__Your instructions__.
Write out only the tail of the records, beginning at the line containing "Type out the text in this image." and including the last line, exactly as written.

__Listing__.
◇ ◇ ◇ ◇

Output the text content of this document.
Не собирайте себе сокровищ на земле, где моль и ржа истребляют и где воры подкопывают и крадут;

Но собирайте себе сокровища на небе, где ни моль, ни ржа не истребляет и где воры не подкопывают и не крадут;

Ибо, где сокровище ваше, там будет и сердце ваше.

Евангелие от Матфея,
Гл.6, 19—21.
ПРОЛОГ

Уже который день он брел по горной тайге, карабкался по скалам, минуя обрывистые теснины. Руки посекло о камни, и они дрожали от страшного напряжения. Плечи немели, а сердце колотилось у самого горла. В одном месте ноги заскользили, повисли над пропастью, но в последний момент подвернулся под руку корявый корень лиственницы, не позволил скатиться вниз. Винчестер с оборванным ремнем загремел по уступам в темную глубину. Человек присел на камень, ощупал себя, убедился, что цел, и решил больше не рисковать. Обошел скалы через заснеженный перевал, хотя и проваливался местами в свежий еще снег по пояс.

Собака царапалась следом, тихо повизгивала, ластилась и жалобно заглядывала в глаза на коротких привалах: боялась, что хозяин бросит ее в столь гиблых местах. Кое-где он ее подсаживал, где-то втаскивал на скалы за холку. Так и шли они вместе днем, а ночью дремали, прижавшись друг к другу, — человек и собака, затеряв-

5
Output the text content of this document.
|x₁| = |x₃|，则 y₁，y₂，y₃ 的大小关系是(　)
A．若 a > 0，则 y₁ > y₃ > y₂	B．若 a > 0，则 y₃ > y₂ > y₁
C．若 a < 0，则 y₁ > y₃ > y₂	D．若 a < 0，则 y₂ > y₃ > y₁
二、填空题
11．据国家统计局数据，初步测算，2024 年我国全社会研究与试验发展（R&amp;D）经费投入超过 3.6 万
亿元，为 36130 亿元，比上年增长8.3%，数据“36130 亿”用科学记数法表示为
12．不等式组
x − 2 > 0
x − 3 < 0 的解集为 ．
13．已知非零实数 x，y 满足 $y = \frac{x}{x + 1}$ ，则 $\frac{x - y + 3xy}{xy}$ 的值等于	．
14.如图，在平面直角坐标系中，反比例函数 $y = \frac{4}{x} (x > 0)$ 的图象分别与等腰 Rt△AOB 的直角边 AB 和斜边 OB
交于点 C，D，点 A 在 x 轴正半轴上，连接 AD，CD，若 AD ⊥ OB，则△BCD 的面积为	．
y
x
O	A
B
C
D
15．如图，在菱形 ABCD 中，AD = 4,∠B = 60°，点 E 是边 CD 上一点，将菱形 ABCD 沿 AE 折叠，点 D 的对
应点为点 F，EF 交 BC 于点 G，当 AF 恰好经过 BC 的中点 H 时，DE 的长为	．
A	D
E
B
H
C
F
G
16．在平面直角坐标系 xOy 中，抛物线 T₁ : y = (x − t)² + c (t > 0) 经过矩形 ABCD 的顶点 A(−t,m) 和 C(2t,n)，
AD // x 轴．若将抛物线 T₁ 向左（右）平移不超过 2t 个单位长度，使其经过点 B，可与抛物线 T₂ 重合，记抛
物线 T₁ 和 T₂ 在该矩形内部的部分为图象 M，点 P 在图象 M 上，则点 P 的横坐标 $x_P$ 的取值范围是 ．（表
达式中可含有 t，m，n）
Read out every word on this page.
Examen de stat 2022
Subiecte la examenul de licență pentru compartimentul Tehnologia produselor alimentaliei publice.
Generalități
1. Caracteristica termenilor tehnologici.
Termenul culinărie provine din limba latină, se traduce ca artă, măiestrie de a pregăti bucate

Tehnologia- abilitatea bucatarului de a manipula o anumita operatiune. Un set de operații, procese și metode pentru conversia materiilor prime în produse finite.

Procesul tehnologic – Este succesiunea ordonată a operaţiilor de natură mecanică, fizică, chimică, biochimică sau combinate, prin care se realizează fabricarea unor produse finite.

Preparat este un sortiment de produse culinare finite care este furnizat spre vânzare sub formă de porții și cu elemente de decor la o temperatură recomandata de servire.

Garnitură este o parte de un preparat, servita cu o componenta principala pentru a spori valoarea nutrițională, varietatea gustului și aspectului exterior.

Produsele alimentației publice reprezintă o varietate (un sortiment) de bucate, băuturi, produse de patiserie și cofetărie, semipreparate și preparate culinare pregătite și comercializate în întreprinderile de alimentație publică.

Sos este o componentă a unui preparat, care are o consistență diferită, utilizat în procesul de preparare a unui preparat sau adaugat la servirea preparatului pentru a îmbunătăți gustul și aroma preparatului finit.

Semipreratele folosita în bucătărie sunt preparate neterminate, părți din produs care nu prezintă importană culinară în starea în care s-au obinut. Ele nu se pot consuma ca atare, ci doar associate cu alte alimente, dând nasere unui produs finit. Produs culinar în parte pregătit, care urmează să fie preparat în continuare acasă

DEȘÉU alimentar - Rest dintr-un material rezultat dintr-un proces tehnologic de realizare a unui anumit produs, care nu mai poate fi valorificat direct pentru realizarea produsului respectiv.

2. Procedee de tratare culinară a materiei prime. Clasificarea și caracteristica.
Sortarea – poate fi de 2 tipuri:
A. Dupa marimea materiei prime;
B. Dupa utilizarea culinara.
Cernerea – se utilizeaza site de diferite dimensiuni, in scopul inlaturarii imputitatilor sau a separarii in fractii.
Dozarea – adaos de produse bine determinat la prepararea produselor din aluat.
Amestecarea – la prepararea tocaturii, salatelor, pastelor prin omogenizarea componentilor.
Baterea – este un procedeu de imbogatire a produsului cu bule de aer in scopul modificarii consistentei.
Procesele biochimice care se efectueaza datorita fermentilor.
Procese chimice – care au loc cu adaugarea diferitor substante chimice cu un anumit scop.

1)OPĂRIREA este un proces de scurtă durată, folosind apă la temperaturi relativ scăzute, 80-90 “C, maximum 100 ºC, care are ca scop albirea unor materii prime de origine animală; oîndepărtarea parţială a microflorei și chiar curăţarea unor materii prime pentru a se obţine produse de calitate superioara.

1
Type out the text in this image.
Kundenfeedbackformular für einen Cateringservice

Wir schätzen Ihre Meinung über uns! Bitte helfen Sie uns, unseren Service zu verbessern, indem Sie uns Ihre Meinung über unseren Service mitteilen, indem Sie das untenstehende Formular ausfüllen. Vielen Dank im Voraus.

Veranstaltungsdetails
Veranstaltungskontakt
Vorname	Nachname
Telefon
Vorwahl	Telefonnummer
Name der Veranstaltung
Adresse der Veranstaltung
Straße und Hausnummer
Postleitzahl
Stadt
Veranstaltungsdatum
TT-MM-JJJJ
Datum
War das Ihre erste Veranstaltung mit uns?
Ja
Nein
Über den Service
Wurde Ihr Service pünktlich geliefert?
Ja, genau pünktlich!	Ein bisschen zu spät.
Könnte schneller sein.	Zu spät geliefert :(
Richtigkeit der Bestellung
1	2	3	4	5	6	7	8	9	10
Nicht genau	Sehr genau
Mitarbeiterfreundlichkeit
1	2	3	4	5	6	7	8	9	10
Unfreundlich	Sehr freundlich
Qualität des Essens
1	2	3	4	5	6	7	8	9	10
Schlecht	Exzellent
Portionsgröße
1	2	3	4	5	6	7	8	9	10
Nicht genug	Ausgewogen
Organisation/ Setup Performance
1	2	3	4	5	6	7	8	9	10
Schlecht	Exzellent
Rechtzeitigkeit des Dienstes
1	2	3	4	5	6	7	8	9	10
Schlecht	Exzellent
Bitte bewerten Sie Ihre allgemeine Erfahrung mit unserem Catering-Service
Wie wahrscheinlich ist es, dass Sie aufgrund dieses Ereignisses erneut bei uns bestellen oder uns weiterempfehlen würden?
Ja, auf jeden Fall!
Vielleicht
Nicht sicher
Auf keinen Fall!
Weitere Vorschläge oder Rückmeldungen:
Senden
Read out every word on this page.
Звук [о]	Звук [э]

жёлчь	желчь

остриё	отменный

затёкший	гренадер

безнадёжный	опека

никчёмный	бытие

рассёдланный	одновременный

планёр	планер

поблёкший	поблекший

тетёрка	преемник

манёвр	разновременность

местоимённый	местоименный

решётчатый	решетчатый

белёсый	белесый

◇ ◇ ◇ ◇

__Correct response__.
Type out the text in this image.
Kundenfeedbackformular für einen Cateringservice

Wir schätzen Ihre Meinung über uns! Bitte helfen Sie uns, unseren Service zu verbessern, indem Sie uns Ihre Meinung über unseren Service mitteilen, indem Sie das untenstehende Formular ausfüllen. Vielen Dank im Voraus.

Veranstaltungsdetails
Veranstaltungskontakt
Vorname	Nachname
Telefon
Vorwahl	Telefonnummer
Name der Veranstaltung
Adresse der Veranstaltung
Straße und Hausnummer
Postleitzahl
Stadt
Veranstaltungsdatum
TT-MM-JJJJ
Datum
War das Ihre erste Veranstaltung mit uns?
Ja
Nein
Über den Service
Wurde Ihr Service pünktlich geliefert?
Ja, genau pünktlich!	Ein bisschen zu spät.
Könnte schneller sein.	Zu spät geliefert :(
Richtigkeit der Bestellung
1	2	3	4	5	6	7	8	9	10
Nicht genau	Sehr genau
Mitarbeiterfreundlichkeit
1	2	3	4	5	6	7	8	9	10
Unfreundlich	Sehr freundlich
Qualität des Essens
1	2	3	4	5	6	7	8	9	10
Schlecht	Exzellent
Portionsgröße
1	2	3	4	5	6	7	8	9	10
Nicht genug	Ausgewogen
Organisation/ Setup Performance
1	2	3	4	5	6	7	8	9	10
Schlecht	Exzellent
Rechtzeitigkeit des Dienstes
1	2	3	4	5	6	7	8	9	10
Schlecht	Exzellent
Bitte bewerten Sie Ihre allgemeine Erfahrung mit unserem Catering-Service
Wie wahrscheinlich ist es, dass Sie aufgrund dieses Ereignisses erneut bei uns bestellen oder uns weiterempfehlen würden?
Ja, auf jeden Fall!
Vielleicht
Nicht sicher
Auf keinen Fall!
Weitere Vorschläge oder Rückmeldungen:
Senden
Read out every word on this page.
Звук [о]	Звук [э]

жёлчь	желчь

остриё	отменный

затёкший	гренадер

безнадёжный	опека

никчёмный	бытие

рассёдланный	одновременный

планёр	планер

поблёкший	поблекший

тетёрка	преемник

манёвр	разновременность

местоимённый	местоименный

решётчатый	решетчатый

белёсый	белесый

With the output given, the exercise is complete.